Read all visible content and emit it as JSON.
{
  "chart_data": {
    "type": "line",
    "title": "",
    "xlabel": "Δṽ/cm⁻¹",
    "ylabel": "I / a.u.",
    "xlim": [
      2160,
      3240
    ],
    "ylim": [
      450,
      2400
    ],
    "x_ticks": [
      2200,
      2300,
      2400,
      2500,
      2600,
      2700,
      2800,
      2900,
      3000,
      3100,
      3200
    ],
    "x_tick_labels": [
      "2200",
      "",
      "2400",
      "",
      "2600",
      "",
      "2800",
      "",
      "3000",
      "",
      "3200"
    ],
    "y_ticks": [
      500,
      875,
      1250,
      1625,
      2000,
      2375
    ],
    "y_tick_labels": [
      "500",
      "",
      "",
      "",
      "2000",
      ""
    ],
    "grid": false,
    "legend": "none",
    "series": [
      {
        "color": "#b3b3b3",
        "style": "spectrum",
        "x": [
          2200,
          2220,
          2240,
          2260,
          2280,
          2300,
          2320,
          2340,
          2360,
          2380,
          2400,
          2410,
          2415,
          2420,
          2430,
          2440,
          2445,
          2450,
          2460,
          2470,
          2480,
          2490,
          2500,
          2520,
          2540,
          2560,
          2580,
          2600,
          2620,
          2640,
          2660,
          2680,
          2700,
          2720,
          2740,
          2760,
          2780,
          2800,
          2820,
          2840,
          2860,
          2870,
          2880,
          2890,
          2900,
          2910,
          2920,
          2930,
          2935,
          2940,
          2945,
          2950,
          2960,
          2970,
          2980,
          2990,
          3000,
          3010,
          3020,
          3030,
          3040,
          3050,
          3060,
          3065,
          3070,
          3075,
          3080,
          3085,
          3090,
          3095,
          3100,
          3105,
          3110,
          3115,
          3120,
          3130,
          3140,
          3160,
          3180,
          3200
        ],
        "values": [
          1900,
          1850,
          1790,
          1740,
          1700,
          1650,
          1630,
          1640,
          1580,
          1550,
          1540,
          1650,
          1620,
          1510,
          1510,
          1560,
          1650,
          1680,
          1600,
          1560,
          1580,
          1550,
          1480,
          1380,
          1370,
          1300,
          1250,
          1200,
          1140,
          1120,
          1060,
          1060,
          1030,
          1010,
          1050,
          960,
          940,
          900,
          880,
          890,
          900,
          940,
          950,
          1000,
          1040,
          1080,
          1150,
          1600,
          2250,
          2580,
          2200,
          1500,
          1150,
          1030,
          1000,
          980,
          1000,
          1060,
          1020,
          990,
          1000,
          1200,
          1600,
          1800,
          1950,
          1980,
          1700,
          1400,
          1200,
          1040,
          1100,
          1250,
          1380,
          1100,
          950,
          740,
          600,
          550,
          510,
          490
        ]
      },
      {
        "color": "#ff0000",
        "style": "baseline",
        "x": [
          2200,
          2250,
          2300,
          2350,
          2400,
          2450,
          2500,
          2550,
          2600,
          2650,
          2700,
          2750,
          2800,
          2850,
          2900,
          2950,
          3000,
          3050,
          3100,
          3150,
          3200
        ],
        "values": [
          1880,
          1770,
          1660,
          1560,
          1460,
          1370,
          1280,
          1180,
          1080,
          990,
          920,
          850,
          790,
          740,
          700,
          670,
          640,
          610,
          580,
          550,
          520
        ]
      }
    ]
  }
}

☆ ☆ ☆

__WHAT IS BEING ASKED__.
Copy out each record, keeping every word as it is.

__OUTPUT FOR THIS TASK__.
Read all visible content and emit it as JSON.
{
  "chart_data": {
    "type": "line",
    "title": "",
    "xlabel": "Δṽ/cm⁻¹",
    "ylabel": "I / a.u.",
    "xlim": [
      2160,
      3240
    ],
    "ylim": [
      450,
      2400
    ],
    "x_ticks": [
      2200,
      2300,
      2400,
      2500,
      2600,
      2700,
      2800,
      2900,
      3000,
      3100,
      3200
    ],
    "x_tick_labels": [
      "2200",
      "",
      "2400",
      "",
      "2600",
      "",
      "2800",
      "",
      "3000",
      "",
      "3200"
    ],
    "y_ticks": [
      500,
      875,
      1250,
      1625,
      2000,
      2375
    ],
    "y_tick_labels": [
      "500",
      "",
      "",
      "",
      "2000",
      ""
    ],
    "grid": false,
    "legend": "none",
    "series": [
      {
        "color": "#b3b3b3",
        "style": "spectrum",
        "x": [
          2200,
          2220,
          2240,
          2260,
          2280,
          2300,
          2320,
          2340,
          2360,
          2380,
          2400,
          2410,
          2415,
          2420,
          2430,
          2440,
          2445,
          2450,
          2460,
          2470,
          2480,
          2490,
          2500,
          2520,
          2540,
          2560,
          2580,
          2600,
          2620,
          2640,
          2660,
          2680,
          2700,
          2720,
          2740,
          2760,
          2780,
          2800,
          2820,
          2840,
          2860,
          2870,
          2880,
          2890,
          2900,
          2910,
          2920,
          2930,
          2935,
          2940,
          2945,
          2950,
          2960,
          2970,
          2980,
          2990,
          3000,
          3010,
          3020,
          3030,
          3040,
          3050,
          3060,
          3065,
          3070,
          3075,
          3080,
          3085,
          3090,
          3095,
          3100,
          3105,
          3110,
          3115,
          3120,
          3130,
          3140,
          3160,
          3180,
          3200
        ],
        "values": [
          1900,
          1850,
          1790,
          1740,
          1700,
          1650,
          1630,
          1640,
          1580,
          1550,
          1540,
          1650,
          1620,
          1510,
          1510,
          1560,
          1650,
          1680,
          1600,
          1560,
          1580,
          1550,
          1480,
          1380,
          1370,
          1300,
          1250,
          1200,
          1140,
          1120,
          1060,
          1060,
          1030,
          1010,
          1050,
          960,
          940,
          900,
          880,
          890,
          900,
          940,
          950,
          1000,
          1040,
          1080,
          1150,
          1600,
          2250,
          2580,
          2200,
          1500,
          1150,
          1030,
          1000,
          980,
          1000,
          1060,
          1020,
          990,
          1000,
          1200,
          1600,
          1800,
          1950,
          1980,
          1700,
          1400,
          1200,
          1040,
          1100,
          1250,
          1380,
          1100,
          950,
          740,
          600,
          550,
          510,
          490
        ]
      },
      {
        "color": "#ff0000",
        "style": "baseline",
        "x": [
          2200,
          2250,
          2300,
          2350,
          2400,
          2450,
          2500,
          2550,
          2600,
          2650,
          2700,
          2750,
          2800,
          2850,
          2900,
          2950,
          3000,
          3050,
          3100,
          3150,
          3200
        ],
        "values": [
          1880,
          1770,
          1660,
          1560,
          1460,
          1370,
          1280,
          1180,
          1080,
          990,
          920,
          850,
          790,
          740,
          700,
          670,
          640,
          610,
          580,
          550,
          520
        ]
      }
    ]
  }
}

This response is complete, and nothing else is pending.